### Listing
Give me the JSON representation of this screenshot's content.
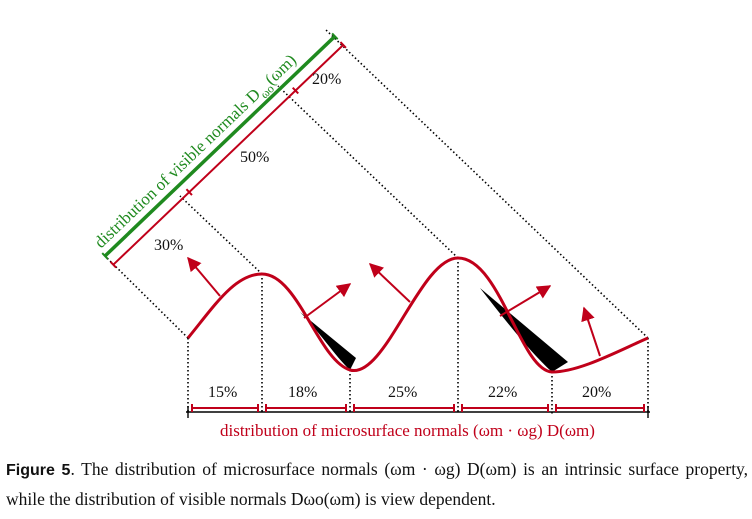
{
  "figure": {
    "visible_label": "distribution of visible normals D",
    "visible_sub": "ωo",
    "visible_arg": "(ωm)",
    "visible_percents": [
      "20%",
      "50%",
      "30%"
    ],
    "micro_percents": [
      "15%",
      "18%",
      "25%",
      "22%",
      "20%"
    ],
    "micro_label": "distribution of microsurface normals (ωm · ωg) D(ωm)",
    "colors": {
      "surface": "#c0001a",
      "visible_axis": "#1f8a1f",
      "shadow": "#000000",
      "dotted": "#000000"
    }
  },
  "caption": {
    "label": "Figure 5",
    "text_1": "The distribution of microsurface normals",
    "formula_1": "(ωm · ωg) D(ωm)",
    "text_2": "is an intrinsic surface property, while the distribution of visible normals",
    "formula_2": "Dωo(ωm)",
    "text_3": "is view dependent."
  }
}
######
### Listing
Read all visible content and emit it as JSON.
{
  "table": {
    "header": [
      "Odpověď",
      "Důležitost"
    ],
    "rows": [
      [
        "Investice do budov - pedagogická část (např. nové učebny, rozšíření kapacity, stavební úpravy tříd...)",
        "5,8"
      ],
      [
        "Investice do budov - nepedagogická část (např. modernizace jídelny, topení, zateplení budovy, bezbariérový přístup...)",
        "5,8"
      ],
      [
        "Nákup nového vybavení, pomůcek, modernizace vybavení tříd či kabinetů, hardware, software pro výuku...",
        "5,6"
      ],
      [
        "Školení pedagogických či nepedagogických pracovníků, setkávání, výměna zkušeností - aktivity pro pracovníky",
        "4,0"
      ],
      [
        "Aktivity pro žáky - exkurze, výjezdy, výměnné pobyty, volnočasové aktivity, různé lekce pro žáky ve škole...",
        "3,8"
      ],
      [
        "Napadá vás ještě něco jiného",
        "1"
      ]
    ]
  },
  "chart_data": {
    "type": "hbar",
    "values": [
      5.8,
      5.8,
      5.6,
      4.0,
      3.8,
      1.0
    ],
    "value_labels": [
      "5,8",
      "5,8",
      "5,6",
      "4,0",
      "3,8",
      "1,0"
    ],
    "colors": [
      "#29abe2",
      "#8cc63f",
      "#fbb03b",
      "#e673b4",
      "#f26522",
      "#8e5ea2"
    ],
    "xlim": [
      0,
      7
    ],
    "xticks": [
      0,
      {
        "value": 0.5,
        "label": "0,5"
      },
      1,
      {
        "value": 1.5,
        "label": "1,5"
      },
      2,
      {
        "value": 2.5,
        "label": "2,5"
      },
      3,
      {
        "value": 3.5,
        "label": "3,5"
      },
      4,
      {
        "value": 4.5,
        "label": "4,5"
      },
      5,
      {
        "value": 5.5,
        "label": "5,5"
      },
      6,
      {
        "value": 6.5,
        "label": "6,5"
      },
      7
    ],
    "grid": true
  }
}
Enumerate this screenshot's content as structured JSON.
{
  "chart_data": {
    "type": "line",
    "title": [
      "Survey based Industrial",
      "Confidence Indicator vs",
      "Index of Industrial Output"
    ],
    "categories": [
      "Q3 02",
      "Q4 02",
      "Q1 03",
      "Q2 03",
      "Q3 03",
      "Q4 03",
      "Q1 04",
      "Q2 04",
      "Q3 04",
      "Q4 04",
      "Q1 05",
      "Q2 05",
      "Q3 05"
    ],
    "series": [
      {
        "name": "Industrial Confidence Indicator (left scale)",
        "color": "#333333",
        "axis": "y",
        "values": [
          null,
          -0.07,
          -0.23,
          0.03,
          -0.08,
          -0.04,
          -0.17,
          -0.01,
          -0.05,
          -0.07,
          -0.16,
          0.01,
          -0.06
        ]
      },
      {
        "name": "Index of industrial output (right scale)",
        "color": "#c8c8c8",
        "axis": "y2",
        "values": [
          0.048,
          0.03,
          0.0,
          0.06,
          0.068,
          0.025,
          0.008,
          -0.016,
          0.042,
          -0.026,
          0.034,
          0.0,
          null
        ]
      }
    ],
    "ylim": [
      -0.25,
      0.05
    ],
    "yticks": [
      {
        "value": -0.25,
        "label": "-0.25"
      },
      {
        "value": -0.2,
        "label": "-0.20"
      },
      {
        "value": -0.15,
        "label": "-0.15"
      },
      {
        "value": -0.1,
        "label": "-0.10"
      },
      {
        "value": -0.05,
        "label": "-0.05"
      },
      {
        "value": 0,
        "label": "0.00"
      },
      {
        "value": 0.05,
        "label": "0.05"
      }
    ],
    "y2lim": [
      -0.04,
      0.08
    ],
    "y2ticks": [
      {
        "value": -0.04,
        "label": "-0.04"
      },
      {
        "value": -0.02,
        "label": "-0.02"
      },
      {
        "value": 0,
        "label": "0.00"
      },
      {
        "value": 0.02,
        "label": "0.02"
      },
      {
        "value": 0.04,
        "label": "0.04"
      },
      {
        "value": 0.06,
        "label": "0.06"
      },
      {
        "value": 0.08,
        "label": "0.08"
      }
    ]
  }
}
######
### Listing
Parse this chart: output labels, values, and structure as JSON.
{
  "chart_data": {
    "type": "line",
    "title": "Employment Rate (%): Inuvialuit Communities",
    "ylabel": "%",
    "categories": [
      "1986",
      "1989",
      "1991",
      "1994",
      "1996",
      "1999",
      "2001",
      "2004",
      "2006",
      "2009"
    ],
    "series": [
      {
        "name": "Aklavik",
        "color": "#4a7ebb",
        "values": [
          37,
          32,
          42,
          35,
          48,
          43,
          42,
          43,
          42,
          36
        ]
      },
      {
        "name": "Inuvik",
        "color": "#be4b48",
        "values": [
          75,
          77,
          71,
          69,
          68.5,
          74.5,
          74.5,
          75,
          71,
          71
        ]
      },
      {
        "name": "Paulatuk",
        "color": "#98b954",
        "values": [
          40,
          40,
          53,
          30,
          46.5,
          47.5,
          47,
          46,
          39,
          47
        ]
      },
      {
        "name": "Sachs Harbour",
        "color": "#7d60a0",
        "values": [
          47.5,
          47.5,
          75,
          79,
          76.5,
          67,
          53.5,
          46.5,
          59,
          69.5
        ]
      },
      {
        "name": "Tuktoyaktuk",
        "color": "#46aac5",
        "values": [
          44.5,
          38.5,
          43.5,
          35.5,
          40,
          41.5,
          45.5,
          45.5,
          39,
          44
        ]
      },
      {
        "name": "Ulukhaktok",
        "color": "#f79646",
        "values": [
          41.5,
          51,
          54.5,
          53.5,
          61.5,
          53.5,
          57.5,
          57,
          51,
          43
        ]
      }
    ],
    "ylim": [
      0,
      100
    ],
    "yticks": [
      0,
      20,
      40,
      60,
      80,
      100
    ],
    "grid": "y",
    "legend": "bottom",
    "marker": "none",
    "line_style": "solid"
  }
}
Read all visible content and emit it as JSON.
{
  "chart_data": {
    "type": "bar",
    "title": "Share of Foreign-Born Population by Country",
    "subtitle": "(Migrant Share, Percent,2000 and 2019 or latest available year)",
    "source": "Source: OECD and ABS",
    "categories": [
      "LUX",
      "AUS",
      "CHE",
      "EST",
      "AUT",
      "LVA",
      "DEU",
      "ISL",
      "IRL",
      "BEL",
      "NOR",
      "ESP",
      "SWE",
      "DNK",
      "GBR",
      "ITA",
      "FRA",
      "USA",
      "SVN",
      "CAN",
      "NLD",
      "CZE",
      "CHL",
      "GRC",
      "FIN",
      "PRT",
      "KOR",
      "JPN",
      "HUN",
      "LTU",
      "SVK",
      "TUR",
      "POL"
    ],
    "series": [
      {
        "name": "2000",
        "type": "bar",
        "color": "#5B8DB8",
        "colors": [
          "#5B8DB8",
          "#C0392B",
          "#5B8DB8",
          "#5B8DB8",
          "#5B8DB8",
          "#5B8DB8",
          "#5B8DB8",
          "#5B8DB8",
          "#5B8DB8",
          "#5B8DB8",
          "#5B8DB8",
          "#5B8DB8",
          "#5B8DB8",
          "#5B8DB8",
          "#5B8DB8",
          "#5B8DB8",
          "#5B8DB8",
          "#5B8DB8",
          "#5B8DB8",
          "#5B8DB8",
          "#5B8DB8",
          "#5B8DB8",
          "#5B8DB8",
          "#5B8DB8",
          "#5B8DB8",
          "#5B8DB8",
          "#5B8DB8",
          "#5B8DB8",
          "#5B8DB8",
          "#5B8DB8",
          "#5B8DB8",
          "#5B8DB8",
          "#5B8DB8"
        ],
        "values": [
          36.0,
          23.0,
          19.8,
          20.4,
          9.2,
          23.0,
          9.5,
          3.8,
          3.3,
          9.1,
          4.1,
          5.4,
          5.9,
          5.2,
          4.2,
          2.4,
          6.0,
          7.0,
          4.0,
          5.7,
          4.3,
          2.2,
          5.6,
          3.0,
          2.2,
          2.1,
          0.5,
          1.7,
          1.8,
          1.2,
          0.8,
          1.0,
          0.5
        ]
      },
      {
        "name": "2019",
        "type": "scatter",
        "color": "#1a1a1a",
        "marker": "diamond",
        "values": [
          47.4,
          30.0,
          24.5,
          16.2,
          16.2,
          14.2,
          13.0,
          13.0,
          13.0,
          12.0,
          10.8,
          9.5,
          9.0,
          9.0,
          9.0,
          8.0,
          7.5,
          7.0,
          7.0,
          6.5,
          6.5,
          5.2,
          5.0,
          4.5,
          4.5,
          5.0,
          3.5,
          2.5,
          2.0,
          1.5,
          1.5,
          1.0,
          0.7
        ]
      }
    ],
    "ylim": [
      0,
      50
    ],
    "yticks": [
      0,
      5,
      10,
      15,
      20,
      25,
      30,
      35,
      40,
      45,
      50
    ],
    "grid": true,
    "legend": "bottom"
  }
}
######
What is being asked - Each line in the data that holds the string "tříd" should be found and copied.

Exercise solution -
        "Investice do budov - pedagogická část (např. nové učebny, rozšíření kapacity, stavební úpravy tříd...)",
        "Nákup nového vybavení, pomůcek, modernizace vybavení tříd či kabinetů, hardware, software pro výuku...",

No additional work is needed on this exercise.